- **Work to complete**: Go through the listing and copy each line with the string "Outdoor".

────────────────────────────────────────

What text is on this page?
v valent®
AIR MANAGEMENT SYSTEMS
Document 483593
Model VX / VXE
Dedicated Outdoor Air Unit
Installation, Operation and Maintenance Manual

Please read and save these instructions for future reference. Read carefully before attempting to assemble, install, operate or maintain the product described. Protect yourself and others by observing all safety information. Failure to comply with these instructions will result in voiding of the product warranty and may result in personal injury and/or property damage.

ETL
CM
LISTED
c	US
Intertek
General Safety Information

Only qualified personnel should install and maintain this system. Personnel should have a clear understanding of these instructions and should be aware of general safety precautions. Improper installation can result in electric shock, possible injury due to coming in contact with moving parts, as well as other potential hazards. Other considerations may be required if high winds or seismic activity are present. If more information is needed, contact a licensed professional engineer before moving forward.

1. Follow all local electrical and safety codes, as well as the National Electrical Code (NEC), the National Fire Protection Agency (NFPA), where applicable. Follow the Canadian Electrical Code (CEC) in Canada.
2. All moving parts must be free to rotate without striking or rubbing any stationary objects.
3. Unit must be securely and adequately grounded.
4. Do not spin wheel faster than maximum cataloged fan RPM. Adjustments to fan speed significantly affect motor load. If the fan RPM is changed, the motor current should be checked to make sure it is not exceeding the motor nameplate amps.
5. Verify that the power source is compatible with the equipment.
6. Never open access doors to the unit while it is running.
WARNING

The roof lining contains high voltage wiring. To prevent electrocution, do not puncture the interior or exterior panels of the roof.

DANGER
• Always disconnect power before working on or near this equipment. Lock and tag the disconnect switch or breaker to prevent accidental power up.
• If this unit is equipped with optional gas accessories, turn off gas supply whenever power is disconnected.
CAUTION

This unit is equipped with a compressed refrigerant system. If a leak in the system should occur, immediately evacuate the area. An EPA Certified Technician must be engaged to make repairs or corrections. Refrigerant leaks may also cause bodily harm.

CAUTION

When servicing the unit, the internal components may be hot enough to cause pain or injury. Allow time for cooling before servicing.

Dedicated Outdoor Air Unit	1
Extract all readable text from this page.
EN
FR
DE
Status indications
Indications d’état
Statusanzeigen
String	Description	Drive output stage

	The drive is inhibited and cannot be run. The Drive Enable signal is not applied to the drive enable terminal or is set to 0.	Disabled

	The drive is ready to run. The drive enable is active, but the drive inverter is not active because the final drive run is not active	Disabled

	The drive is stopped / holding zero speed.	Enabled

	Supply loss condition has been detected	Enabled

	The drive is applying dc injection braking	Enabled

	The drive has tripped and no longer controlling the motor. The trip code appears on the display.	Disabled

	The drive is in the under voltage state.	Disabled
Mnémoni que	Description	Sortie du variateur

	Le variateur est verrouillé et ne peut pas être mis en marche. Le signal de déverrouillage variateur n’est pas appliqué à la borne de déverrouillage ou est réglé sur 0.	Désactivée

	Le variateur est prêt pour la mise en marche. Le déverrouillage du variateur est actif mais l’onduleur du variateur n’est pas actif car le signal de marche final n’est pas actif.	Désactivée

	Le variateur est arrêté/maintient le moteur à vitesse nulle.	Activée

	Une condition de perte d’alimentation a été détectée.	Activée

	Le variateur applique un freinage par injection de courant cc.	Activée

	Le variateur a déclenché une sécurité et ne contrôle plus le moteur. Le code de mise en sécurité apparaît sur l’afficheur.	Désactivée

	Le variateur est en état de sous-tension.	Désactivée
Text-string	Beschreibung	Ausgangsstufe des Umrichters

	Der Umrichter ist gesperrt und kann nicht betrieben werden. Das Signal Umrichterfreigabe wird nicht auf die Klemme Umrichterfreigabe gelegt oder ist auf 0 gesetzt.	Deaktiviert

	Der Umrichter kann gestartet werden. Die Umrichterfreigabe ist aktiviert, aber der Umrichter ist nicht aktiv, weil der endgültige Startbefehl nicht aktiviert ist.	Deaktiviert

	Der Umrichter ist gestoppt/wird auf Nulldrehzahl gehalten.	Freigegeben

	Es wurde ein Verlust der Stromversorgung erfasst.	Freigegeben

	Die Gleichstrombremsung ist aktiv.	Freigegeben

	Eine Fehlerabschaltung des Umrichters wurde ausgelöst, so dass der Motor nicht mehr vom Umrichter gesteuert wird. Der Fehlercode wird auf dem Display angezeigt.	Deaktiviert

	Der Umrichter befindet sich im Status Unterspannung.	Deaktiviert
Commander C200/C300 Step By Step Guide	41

────────────────────────────────────────

- **Task output**:
Dedicated Outdoor Air Unit
Dedicated Outdoor Air Unit	1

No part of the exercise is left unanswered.